Texto da página:
O porquê da música
- Rangel G. Godinho
- 19 de jun. de 2020
- 3 min de leitura
Atualizado: 18 de mai. de 2022

Lembro-me que quando criança, ouvia dizer que na cidade da minha avó, Pirenópolis, havia um cachorro que não sabia latir. Eu achava essa história meio estranha, como poderia existir um cachorro que não saiba latir? Entretanto, durante uma de minhas peregrinações por aquela cidade, deparei-me com o tal cachorro. É verdade que nosso encontro não foi amigável, pois enquanto caminhava por uma das ruas de pedra da cidade, fui surpreendido pelo cachorro que veio ferozmente movimentando a boca em minha direção, não havia ruídos, isso mesmo, não saía sequer um gruído ou outra coisa parecida de sua boca.
Embora eu estivesse me assustado com a atitude do cachorro, não me contive e disparei em risadas, as quais foram compartilhadas com meu primo Denilson que me acompanhava. Todavia, quando o cachorro se acalmou a situação foi deixando de ser hilária, confesso ter ficado um pouco entristecido por ter me divertido diante da incapacidade do cão de latir, pois ao observá-lo mais atentamente percebi no olhar daquele animal que ele sabia que algo não estava bem. Hoje me indago se ele também tinha problema com a audição, será?

Entradas extraídas:

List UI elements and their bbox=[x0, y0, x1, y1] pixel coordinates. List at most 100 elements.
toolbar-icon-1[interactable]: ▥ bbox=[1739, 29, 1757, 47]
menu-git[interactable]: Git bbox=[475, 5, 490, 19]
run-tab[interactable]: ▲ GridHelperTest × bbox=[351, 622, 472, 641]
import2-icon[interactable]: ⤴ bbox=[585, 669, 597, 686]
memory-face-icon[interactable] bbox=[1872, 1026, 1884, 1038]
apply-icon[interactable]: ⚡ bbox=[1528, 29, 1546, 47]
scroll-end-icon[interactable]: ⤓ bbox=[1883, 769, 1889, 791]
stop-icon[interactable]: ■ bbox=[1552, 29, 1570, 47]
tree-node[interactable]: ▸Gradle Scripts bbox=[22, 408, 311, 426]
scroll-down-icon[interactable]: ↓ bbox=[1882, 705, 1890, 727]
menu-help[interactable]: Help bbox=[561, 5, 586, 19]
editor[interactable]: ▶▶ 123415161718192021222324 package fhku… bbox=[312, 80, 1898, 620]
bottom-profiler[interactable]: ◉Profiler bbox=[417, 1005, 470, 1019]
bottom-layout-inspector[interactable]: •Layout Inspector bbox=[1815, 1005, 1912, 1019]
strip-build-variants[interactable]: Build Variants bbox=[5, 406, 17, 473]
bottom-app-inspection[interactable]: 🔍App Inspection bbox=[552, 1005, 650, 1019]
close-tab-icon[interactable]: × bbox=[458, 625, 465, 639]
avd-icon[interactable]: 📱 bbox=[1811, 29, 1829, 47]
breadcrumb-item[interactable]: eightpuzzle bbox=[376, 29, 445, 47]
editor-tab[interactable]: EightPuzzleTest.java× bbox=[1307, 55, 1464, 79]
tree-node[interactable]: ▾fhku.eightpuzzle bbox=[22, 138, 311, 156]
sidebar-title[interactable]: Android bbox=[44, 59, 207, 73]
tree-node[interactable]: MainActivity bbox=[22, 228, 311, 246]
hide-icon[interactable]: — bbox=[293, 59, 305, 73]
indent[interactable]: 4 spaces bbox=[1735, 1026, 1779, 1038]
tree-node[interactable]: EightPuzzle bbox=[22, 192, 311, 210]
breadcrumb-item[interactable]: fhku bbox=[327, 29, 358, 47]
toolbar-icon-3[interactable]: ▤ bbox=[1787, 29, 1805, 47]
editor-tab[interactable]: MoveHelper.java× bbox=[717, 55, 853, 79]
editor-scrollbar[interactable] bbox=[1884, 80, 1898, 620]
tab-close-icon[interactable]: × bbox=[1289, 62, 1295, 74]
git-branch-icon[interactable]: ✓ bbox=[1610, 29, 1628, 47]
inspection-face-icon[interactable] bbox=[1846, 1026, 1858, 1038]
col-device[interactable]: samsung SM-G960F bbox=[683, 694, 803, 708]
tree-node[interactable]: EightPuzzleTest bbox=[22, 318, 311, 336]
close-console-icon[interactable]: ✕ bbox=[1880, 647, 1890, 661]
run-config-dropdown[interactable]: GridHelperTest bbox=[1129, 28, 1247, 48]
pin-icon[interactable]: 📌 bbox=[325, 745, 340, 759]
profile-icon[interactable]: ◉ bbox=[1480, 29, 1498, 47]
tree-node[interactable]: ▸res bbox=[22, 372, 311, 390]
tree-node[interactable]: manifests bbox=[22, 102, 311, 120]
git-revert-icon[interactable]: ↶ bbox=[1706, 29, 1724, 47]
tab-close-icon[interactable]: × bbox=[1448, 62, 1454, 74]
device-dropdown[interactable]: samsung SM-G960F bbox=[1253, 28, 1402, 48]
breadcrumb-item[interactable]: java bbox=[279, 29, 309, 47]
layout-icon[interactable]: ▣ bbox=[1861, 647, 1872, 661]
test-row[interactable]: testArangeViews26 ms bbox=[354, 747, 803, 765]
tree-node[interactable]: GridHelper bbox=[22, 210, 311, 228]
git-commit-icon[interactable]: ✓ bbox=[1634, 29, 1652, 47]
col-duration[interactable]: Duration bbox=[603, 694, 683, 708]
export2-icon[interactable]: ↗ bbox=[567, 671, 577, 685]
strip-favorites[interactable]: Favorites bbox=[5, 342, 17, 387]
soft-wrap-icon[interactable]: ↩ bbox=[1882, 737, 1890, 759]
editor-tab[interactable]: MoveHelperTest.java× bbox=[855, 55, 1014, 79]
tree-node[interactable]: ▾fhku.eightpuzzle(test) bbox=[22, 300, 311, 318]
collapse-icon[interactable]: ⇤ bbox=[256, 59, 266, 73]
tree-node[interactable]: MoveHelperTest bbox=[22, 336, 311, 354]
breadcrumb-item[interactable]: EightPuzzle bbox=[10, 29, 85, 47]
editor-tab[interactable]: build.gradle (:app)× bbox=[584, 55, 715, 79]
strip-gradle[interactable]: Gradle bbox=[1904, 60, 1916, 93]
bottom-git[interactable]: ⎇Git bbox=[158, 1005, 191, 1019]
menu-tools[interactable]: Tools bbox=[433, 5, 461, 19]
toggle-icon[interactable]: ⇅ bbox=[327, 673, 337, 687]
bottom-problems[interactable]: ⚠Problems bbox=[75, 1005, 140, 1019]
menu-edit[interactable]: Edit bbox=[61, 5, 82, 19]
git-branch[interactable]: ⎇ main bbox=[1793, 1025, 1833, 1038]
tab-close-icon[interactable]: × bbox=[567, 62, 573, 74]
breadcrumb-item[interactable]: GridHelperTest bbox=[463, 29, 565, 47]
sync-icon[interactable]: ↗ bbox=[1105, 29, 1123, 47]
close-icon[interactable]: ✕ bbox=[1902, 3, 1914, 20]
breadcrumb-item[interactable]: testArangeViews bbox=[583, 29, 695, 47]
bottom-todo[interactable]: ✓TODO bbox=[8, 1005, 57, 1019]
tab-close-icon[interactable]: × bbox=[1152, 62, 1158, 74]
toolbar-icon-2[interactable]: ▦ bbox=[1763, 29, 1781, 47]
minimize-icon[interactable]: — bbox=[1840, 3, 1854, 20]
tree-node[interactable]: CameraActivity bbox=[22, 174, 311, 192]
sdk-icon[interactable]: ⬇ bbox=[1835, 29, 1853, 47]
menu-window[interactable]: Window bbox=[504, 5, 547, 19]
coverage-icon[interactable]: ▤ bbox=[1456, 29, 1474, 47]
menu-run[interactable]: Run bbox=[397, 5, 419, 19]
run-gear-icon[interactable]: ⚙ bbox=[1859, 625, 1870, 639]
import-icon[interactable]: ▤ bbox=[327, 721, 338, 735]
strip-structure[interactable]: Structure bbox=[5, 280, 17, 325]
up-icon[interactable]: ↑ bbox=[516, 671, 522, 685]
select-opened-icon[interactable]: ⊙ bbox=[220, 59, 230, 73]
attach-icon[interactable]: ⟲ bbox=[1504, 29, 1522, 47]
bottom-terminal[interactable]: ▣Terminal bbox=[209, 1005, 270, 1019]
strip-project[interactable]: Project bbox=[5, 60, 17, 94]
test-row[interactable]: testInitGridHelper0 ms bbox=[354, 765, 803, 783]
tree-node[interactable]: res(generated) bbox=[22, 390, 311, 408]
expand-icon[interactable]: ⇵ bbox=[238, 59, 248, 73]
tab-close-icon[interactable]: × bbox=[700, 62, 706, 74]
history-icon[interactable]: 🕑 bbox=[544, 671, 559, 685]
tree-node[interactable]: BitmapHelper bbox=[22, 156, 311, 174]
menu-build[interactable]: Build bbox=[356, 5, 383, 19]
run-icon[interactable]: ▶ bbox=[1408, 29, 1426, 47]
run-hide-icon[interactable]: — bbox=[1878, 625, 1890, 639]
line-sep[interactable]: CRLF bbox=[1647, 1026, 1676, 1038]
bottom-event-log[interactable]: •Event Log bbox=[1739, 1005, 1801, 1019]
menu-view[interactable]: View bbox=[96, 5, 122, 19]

Problema proposto: Reescreva o trecho do texto sobre o cachorro que não sabia latir que vai de "Lembro-me que quando" até "de sua boca.", trocando "cachorro" por "cão". Baseie-se apenas no texto para responder.

Tarefa concluída:
Lembro-me que quando criança, ouvia dizer que na cidade da minha avó, Pirenópolis, havia um cão que não sabia latir. Eu achava essa história meio estranha, como poderia existir um cão que não saiba latir? Entretanto, durante uma de minhas peregrinações por aquela cidade, deparei-me com o tal cão. É verdade que nosso encontro não foi amigável, pois enquanto caminhava por uma das ruas de pedra da cidade, fui surpreendido pelo cão que veio ferozmente movimentando a boca em minha direção, não havia ruídos, isso mesmo, não saía sequer um gruído ou outra coisa parecida de sua boca.